Transcribe every entry below word for word, but skip the pictures.

### Records provided
>>>
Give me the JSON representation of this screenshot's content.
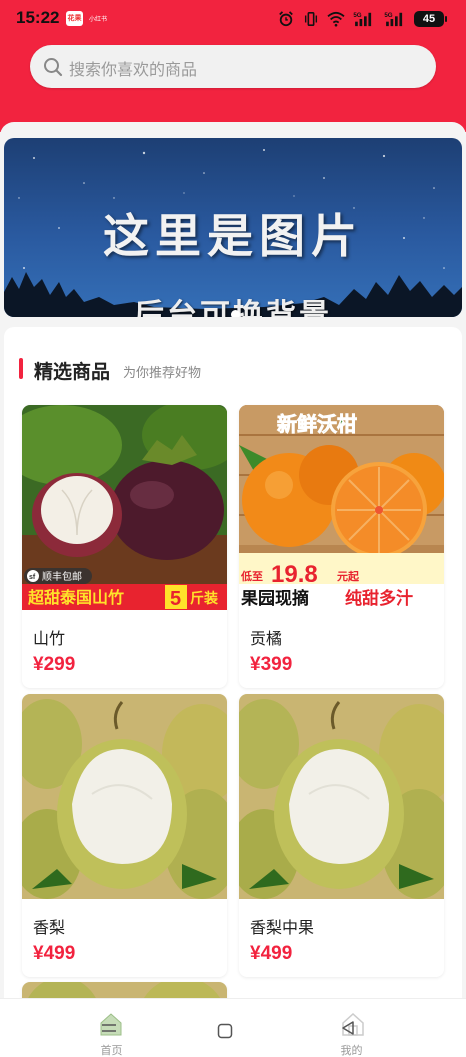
{
  "status_bar": {
    "time": "15:22",
    "app_icon_text": "花果",
    "app_label": "小红书",
    "battery": "45",
    "network_1": "5G",
    "network_2": "5G"
  },
  "search": {
    "placeholder": "搜索你喜欢的商品"
  },
  "banner": {
    "title": "这里是图片",
    "subtitle": "后台可换背景"
  },
  "section": {
    "title": "精选商品",
    "subtitle": "为你推荐好物"
  },
  "products": [
    {
      "name": "山竹",
      "price": "¥299",
      "badge": "顺丰包邮",
      "overlay_left": "超甜泰国山竹",
      "overlay_num": "5",
      "overlay_unit": "斤装"
    },
    {
      "name": "贡橘",
      "price": "¥399",
      "top_text": "新鲜沃柑",
      "price_tag_prefix": "低至",
      "price_tag_value": "19.8",
      "price_tag_suffix": "元起",
      "overlay_left": "果园现摘",
      "overlay_right": "纯甜多汁"
    },
    {
      "name": "香梨",
      "price": "¥499"
    },
    {
      "name": "香梨中果",
      "price": "¥499"
    }
  ],
  "tabbar": {
    "items": [
      {
        "label": "首页",
        "icon": "home-icon"
      },
      {
        "label": "",
        "icon": "square-nav-icon"
      },
      {
        "label": "我的",
        "icon": "user-icon"
      }
    ]
  },
  "colors": {
    "brand_red": "#f2233f",
    "price_red": "#f2233f"
  }
}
<<<
### Response to this task
Give me the JSON representation of this screenshot's content.
{
  "status_bar": {
    "time": "15:22",
    "app_icon_text": "花果",
    "app_label": "小红书",
    "battery": "45",
    "network_1": "5G",
    "network_2": "5G"
  },
  "search": {
    "placeholder": "搜索你喜欢的商品"
  },
  "banner": {
    "title": "这里是图片",
    "subtitle": "后台可换背景"
  },
  "section": {
    "title": "精选商品",
    "subtitle": "为你推荐好物"
  },
  "products": [
    {
      "name": "山竹",
      "price": "¥299",
      "badge": "顺丰包邮",
      "overlay_left": "超甜泰国山竹",
      "overlay_num": "5",
      "overlay_unit": "斤装"
    },
    {
      "name": "贡橘",
      "price": "¥399",
      "top_text": "新鲜沃柑",
      "price_tag_prefix": "低至",
      "price_tag_value": "19.8",
      "price_tag_suffix": "元起",
      "overlay_left": "果园现摘",
      "overlay_right": "纯甜多汁"
    },
    {
      "name": "香梨",
      "price": "¥499"
    },
    {
      "name": "香梨中果",
      "price": "¥499"
    }
  ],
  "tabbar": {
    "items": [
      {
        "label": "首页",
        "icon": "home-icon"
      },
      {
        "label": "",
        "icon": "square-nav-icon"
      },
      {
        "label": "我的",
        "icon": "user-icon"
      }
    ]
  },
  "colors": {
    "brand_red": "#f2233f",
    "price_red": "#f2233f"
  }
}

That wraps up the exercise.